(Collected data entries)
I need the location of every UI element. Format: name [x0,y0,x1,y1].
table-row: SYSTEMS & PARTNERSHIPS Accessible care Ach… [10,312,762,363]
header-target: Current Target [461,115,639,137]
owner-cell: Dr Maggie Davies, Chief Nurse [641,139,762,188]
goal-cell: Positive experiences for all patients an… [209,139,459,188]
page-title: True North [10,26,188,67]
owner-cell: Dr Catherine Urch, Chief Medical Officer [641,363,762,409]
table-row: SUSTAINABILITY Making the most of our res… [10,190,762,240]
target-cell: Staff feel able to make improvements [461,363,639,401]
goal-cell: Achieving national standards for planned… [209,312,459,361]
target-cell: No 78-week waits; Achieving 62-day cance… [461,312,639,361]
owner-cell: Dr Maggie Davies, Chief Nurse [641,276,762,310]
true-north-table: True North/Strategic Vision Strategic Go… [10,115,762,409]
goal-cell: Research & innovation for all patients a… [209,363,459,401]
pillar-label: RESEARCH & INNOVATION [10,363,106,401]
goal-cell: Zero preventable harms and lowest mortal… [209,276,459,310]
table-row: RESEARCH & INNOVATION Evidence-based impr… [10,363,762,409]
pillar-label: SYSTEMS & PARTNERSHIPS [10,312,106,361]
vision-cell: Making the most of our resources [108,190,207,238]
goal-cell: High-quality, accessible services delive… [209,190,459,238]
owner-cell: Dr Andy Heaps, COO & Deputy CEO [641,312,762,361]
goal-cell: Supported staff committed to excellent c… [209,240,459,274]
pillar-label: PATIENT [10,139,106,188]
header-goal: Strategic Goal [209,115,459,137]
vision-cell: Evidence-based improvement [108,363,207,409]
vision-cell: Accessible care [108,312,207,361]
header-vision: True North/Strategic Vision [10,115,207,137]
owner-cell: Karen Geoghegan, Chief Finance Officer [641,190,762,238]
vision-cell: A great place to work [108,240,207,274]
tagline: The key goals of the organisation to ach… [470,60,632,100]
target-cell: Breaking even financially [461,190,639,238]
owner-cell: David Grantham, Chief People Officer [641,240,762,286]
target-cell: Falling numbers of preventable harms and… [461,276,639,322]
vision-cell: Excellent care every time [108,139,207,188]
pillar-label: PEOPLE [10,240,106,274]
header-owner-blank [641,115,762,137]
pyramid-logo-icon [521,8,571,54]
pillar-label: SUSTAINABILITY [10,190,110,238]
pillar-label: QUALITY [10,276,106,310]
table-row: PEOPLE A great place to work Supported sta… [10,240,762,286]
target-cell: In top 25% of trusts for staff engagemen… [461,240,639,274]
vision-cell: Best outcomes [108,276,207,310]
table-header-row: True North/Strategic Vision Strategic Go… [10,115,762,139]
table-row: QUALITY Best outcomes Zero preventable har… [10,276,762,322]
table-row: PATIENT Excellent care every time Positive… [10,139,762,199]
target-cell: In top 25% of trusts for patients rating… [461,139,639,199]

How to complete this task: Every entry is to be restated word for word.

Finished exercise:
I need the location of every UI element. Format: name [x0,y0,x1,y1].
table-row: SYSTEMS & PARTNERSHIPS Accessible care Ach… [10,312,762,363]
header-target: Current Target [461,115,639,137]
owner-cell: Dr Maggie Davies, Chief Nurse [641,139,762,188]
goal-cell: Positive experiences for all patients an… [209,139,459,188]
page-title: True North [10,26,188,67]
owner-cell: Dr Catherine Urch, Chief Medical Officer [641,363,762,409]
table-row: SUSTAINABILITY Making the most of our res… [10,190,762,240]
target-cell: Staff feel able to make improvements [461,363,639,401]
goal-cell: Achieving national standards for planned… [209,312,459,361]
target-cell: No 78-week waits; Achieving 62-day cance… [461,312,639,361]
owner-cell: Dr Maggie Davies, Chief Nurse [641,276,762,310]
true-north-table: True North/Strategic Vision Strategic Go… [10,115,762,409]
goal-cell: Research & innovation for all patients a… [209,363,459,401]
pillar-label: RESEARCH & INNOVATION [10,363,106,401]
goal-cell: Zero preventable harms and lowest mortal… [209,276,459,310]
table-row: RESEARCH & INNOVATION Evidence-based impr… [10,363,762,409]
pillar-label: SYSTEMS & PARTNERSHIPS [10,312,106,361]
vision-cell: Making the most of our resources [108,190,207,238]
goal-cell: High-quality, accessible services delive… [209,190,459,238]
owner-cell: Dr Andy Heaps, COO & Deputy CEO [641,312,762,361]
goal-cell: Supported staff committed to excellent c… [209,240,459,274]
pillar-label: PATIENT [10,139,106,188]
header-goal: Strategic Goal [209,115,459,137]
vision-cell: Evidence-based improvement [108,363,207,409]
vision-cell: Accessible care [108,312,207,361]
header-vision: True North/Strategic Vision [10,115,207,137]
owner-cell: Karen Geoghegan, Chief Finance Officer [641,190,762,238]
vision-cell: A great place to work [108,240,207,274]
tagline: The key goals of the organisation to ach… [470,60,632,100]
target-cell: Breaking even financially [461,190,639,238]
owner-cell: David Grantham, Chief People Officer [641,240,762,286]
target-cell: Falling numbers of preventable harms and… [461,276,639,322]
vision-cell: Excellent care every time [108,139,207,188]
pillar-label: PEOPLE [10,240,106,274]
header-owner-blank [641,115,762,137]
pyramid-logo-icon [521,8,571,54]
pillar-label: SUSTAINABILITY [10,190,110,238]
pillar-label: QUALITY [10,276,106,310]
table-row: PEOPLE A great place to work Supported sta… [10,240,762,286]
target-cell: In top 25% of trusts for staff engagemen… [461,240,639,274]
vision-cell: Best outcomes [108,276,207,310]
table-header-row: True North/Strategic Vision Strategic Go… [10,115,762,139]
table-row: QUALITY Best outcomes Zero preventable har… [10,276,762,322]
table-row: PATIENT Excellent care every time Positive… [10,139,762,199]
target-cell: In top 25% of trusts for patients rating… [461,139,639,199]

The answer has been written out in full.